Items from a figure collection
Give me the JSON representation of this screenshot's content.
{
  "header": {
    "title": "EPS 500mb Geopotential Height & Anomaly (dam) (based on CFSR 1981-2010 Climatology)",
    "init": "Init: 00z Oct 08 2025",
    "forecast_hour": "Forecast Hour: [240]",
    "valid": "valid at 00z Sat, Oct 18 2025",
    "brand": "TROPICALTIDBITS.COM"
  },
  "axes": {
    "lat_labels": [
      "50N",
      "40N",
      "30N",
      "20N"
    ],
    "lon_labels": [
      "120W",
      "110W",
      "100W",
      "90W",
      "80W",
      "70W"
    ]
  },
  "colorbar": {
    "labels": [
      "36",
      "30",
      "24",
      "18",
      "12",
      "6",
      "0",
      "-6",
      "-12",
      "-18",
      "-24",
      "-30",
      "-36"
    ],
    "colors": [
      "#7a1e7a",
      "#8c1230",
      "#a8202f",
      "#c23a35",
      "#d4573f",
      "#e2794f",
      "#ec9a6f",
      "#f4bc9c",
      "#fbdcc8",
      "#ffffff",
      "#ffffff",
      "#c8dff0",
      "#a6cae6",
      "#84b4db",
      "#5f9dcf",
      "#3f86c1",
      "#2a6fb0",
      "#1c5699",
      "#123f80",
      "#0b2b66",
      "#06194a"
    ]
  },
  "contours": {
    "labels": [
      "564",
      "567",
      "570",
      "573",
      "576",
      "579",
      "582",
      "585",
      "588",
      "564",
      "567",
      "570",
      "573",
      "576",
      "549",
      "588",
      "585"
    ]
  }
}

* Goal
All of the lines above must be returned exactly.

* Task answer
Give me the JSON representation of this screenshot's content.
{
  "header": {
    "title": "EPS 500mb Geopotential Height & Anomaly (dam) (based on CFSR 1981-2010 Climatology)",
    "init": "Init: 00z Oct 08 2025",
    "forecast_hour": "Forecast Hour: [240]",
    "valid": "valid at 00z Sat, Oct 18 2025",
    "brand": "TROPICALTIDBITS.COM"
  },
  "axes": {
    "lat_labels": [
      "50N",
      "40N",
      "30N",
      "20N"
    ],
    "lon_labels": [
      "120W",
      "110W",
      "100W",
      "90W",
      "80W",
      "70W"
    ]
  },
  "colorbar": {
    "labels": [
      "36",
      "30",
      "24",
      "18",
      "12",
      "6",
      "0",
      "-6",
      "-12",
      "-18",
      "-24",
      "-30",
      "-36"
    ],
    "colors": [
      "#7a1e7a",
      "#8c1230",
      "#a8202f",
      "#c23a35",
      "#d4573f",
      "#e2794f",
      "#ec9a6f",
      "#f4bc9c",
      "#fbdcc8",
      "#ffffff",
      "#ffffff",
      "#c8dff0",
      "#a6cae6",
      "#84b4db",
      "#5f9dcf",
      "#3f86c1",
      "#2a6fb0",
      "#1c5699",
      "#123f80",
      "#0b2b66",
      "#06194a"
    ]
  },
  "contours": {
    "labels": [
      "564",
      "567",
      "570",
      "573",
      "576",
      "579",
      "582",
      "585",
      "588",
      "564",
      "567",
      "570",
      "573",
      "576",
      "549",
      "588",
      "585"
    ]
  }
}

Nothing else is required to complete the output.